In the records below, pick out all lines containing the word "vino".

━━━ Data shown

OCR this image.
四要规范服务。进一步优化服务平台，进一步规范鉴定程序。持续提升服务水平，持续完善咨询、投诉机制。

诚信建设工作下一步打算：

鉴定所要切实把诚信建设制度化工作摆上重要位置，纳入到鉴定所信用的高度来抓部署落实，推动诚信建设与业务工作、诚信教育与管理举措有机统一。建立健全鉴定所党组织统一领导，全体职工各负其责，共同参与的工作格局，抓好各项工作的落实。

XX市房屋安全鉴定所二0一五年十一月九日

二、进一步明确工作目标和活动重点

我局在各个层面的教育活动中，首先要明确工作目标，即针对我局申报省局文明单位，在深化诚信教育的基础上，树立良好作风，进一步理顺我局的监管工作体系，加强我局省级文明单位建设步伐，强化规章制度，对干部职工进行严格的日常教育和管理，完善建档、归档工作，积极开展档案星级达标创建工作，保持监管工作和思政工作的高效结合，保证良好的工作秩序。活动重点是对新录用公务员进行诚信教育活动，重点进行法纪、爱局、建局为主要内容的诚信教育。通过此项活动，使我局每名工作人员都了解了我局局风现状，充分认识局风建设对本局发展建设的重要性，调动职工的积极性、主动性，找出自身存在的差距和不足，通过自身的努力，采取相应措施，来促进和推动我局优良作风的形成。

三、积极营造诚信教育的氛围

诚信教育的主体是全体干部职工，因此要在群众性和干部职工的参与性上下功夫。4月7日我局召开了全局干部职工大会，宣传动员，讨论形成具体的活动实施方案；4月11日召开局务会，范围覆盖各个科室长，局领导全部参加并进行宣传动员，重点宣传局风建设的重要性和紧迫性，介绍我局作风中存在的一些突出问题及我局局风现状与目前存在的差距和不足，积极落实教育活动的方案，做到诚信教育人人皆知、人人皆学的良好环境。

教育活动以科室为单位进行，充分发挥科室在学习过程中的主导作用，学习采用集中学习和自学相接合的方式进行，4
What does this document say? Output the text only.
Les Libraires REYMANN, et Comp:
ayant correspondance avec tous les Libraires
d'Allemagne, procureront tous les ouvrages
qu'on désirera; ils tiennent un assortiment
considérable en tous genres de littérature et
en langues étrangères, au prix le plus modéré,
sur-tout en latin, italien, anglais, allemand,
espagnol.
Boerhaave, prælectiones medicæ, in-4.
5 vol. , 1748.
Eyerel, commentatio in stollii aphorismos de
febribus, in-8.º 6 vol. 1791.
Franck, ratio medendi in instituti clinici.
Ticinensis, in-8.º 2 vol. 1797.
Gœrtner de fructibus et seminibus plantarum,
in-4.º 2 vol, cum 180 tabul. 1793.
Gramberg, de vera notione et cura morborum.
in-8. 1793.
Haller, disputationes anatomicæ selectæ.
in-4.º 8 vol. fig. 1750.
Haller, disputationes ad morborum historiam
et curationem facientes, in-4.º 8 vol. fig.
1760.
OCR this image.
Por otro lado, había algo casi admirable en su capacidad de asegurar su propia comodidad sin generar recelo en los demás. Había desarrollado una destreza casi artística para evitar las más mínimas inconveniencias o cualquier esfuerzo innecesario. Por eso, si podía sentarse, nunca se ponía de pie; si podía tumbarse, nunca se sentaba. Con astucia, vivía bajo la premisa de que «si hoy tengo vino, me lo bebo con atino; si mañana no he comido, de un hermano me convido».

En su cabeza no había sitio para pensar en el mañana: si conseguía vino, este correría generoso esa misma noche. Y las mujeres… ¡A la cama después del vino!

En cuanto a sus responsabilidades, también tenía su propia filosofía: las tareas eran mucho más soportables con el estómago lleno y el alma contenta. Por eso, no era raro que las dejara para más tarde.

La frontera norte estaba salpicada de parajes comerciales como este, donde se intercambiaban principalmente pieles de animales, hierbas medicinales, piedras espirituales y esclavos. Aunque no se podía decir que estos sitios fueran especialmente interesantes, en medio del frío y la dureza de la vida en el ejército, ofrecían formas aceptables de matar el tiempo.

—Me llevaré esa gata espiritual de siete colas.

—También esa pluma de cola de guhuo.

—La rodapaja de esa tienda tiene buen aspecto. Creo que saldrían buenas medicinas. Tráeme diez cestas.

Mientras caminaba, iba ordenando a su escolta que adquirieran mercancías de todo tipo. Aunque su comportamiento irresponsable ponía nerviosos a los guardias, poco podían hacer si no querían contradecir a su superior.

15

━━━━━━

Exercise result:
Por otro lado, había algo casi admirable en su capacidad de asegurar su propia comodidad sin generar recelo en los demás. Había desarrollado una destreza casi artística para evitar las más mínimas inconveniencias o cualquier esfuerzo innecesario. Por eso, si podía sentarse, nunca se ponía de pie; si podía tumbarse, nunca se sentaba. Con astucia, vivía bajo la premisa de que «si hoy tengo vino, me lo bebo con atino; si mañana no he comido, de un hermano me convido».
En su cabeza no había sitio para pensar en el mañana: si conseguía vino, este correría generoso esa misma noche. Y las mujeres… ¡A la cama después del vino!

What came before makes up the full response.